— Start Extracted records —

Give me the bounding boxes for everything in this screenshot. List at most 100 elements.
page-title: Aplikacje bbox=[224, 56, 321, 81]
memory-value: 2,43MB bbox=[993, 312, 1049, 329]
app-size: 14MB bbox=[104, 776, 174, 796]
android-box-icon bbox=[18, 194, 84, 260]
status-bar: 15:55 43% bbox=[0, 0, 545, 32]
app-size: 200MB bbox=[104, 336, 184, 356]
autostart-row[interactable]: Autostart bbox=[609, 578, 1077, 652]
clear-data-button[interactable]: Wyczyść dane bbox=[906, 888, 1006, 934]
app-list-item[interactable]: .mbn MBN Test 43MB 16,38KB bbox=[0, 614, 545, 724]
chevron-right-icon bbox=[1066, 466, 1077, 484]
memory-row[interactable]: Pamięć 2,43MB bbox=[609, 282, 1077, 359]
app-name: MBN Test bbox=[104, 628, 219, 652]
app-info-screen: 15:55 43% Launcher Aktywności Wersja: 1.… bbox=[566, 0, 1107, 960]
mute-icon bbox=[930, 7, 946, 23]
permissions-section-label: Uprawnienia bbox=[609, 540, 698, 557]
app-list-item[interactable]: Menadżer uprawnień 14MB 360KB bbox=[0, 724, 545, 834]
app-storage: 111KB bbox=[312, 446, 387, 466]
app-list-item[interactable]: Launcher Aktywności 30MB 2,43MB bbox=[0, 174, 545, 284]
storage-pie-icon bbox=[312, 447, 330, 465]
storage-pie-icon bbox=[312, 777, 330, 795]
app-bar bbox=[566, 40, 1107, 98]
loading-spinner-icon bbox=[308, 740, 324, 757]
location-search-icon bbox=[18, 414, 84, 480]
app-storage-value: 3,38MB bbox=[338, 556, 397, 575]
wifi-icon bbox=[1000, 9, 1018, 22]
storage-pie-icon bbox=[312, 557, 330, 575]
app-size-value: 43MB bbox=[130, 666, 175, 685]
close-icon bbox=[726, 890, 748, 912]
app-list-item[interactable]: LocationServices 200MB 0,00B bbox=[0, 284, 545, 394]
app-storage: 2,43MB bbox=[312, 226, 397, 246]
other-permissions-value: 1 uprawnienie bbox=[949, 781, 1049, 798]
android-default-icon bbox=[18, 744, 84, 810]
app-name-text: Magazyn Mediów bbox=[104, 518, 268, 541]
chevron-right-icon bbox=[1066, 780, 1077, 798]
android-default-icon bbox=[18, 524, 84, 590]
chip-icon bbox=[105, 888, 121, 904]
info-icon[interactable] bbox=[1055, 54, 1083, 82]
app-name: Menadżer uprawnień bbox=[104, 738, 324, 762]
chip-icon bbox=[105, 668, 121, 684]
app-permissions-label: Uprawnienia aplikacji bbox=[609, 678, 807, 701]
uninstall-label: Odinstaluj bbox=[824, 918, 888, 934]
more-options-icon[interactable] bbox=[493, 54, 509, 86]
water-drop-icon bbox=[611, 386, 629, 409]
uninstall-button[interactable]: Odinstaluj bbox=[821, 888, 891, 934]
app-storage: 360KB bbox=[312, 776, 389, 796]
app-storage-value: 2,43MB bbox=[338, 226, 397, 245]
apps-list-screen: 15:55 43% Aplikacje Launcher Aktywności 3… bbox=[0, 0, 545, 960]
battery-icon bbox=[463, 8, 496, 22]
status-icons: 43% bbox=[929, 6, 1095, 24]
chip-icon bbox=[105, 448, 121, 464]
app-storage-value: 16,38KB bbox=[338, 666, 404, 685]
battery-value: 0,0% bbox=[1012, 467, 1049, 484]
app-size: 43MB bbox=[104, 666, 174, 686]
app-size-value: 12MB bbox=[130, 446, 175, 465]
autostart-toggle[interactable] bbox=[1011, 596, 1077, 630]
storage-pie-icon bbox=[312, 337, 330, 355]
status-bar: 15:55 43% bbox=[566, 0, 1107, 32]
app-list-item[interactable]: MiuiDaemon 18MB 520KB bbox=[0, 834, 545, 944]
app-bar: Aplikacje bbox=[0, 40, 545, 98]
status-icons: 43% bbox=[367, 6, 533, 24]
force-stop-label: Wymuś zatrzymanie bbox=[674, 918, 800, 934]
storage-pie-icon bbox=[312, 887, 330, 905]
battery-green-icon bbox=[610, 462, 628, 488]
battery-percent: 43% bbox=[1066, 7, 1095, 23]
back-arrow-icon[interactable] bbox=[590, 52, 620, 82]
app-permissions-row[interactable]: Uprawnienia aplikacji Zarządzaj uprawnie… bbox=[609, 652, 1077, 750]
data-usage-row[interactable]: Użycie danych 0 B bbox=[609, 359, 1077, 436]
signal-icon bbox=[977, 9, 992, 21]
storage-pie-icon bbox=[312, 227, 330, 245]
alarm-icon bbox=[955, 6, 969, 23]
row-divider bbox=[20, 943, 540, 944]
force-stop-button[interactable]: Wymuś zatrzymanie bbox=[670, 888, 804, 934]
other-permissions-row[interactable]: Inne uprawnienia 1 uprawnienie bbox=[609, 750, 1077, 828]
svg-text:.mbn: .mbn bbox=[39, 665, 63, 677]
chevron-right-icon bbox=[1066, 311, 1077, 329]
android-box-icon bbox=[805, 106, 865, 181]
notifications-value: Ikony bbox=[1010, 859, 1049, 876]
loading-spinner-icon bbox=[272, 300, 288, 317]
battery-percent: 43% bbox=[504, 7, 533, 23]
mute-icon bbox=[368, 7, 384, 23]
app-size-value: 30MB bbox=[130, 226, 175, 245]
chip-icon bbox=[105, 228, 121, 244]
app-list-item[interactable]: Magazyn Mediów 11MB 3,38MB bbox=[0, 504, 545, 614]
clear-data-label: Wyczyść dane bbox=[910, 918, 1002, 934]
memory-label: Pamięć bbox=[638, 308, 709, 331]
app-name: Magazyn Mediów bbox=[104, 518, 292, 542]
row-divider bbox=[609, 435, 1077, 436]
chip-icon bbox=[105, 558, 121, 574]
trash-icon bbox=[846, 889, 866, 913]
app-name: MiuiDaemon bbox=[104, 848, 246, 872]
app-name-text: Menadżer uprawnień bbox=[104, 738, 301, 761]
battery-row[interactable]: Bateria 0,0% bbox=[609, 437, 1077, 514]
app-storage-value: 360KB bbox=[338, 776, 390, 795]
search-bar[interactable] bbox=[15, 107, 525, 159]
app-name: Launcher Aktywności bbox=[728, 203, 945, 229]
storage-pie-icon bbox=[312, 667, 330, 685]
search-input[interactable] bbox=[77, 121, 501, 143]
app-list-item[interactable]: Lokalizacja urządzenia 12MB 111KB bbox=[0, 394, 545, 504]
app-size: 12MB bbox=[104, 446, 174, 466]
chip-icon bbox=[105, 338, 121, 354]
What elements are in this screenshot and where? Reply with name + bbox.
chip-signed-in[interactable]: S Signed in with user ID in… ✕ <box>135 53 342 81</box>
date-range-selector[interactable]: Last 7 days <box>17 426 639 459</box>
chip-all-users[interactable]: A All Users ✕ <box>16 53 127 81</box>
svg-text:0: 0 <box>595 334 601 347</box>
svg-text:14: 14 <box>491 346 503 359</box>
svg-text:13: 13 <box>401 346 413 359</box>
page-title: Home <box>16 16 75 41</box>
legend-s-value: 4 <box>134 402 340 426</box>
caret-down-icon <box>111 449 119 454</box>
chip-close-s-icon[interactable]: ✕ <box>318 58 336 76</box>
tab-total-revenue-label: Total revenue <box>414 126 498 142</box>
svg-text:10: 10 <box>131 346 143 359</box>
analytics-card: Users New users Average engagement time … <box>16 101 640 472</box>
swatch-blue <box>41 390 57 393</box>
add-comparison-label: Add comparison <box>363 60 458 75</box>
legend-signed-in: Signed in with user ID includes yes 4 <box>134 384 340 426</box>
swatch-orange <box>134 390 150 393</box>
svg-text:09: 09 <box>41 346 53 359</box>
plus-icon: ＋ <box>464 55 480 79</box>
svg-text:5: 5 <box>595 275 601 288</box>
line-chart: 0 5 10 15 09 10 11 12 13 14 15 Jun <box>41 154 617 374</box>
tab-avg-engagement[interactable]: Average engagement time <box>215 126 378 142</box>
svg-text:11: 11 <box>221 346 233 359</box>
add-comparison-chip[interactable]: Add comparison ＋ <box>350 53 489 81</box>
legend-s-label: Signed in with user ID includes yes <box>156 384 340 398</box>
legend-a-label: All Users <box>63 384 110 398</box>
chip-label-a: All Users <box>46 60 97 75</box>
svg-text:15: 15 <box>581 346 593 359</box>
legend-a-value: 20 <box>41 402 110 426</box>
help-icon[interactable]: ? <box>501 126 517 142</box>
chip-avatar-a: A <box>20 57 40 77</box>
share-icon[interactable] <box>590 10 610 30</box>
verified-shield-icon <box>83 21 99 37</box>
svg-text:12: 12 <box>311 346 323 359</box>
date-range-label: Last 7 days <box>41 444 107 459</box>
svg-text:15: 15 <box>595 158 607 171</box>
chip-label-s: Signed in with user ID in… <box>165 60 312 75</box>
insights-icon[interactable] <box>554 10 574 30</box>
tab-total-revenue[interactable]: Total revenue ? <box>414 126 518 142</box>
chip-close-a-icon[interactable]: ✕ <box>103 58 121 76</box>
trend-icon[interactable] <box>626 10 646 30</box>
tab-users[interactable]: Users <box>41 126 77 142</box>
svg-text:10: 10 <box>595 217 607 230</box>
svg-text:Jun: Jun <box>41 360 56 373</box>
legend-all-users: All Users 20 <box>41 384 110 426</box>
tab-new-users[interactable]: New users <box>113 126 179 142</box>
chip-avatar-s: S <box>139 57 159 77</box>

— End Extracted records —

Required task:
Extract the material from its first line through the line containing "app-storage: 2,43MB bbox=[312, 226, 397, 246]", both ends included, and reproduce each line unchanged.

Finished exercise:
Give me the bounding boxes for everything in this screenshot. List at most 100 elements.
page-title: Aplikacje bbox=[224, 56, 321, 81]
memory-value: 2,43MB bbox=[993, 312, 1049, 329]
app-size: 14MB bbox=[104, 776, 174, 796]
android-box-icon bbox=[18, 194, 84, 260]
status-bar: 15:55 43% bbox=[0, 0, 545, 32]
app-size: 200MB bbox=[104, 336, 184, 356]
autostart-row[interactable]: Autostart bbox=[609, 578, 1077, 652]
clear-data-button[interactable]: Wyczyść dane bbox=[906, 888, 1006, 934]
app-list-item[interactable]: .mbn MBN Test 43MB 16,38KB bbox=[0, 614, 545, 724]
chevron-right-icon bbox=[1066, 466, 1077, 484]
memory-row[interactable]: Pamięć 2,43MB bbox=[609, 282, 1077, 359]
app-name: MBN Test bbox=[104, 628, 219, 652]
app-info-screen: 15:55 43% Launcher Aktywności Wersja: 1.… bbox=[566, 0, 1107, 960]
mute-icon bbox=[930, 7, 946, 23]
permissions-section-label: Uprawnienia bbox=[609, 540, 698, 557]
app-list-item[interactable]: Menadżer uprawnień 14MB 360KB bbox=[0, 724, 545, 834]
app-storage: 111KB bbox=[312, 446, 387, 466]
app-list-item[interactable]: Launcher Aktywności 30MB 2,43MB bbox=[0, 174, 545, 284]
storage-pie-icon bbox=[312, 447, 330, 465]
storage-pie-icon bbox=[312, 777, 330, 795]
app-bar bbox=[566, 40, 1107, 98]
loading-spinner-icon bbox=[308, 740, 324, 757]
location-search-icon bbox=[18, 414, 84, 480]
app-storage-value: 3,38MB bbox=[338, 556, 397, 575]
wifi-icon bbox=[1000, 9, 1018, 22]
storage-pie-icon bbox=[312, 557, 330, 575]
app-size-value: 43MB bbox=[130, 666, 175, 685]
close-icon bbox=[726, 890, 748, 912]
app-list-item[interactable]: LocationServices 200MB 0,00B bbox=[0, 284, 545, 394]
app-storage: 2,43MB bbox=[312, 226, 397, 246]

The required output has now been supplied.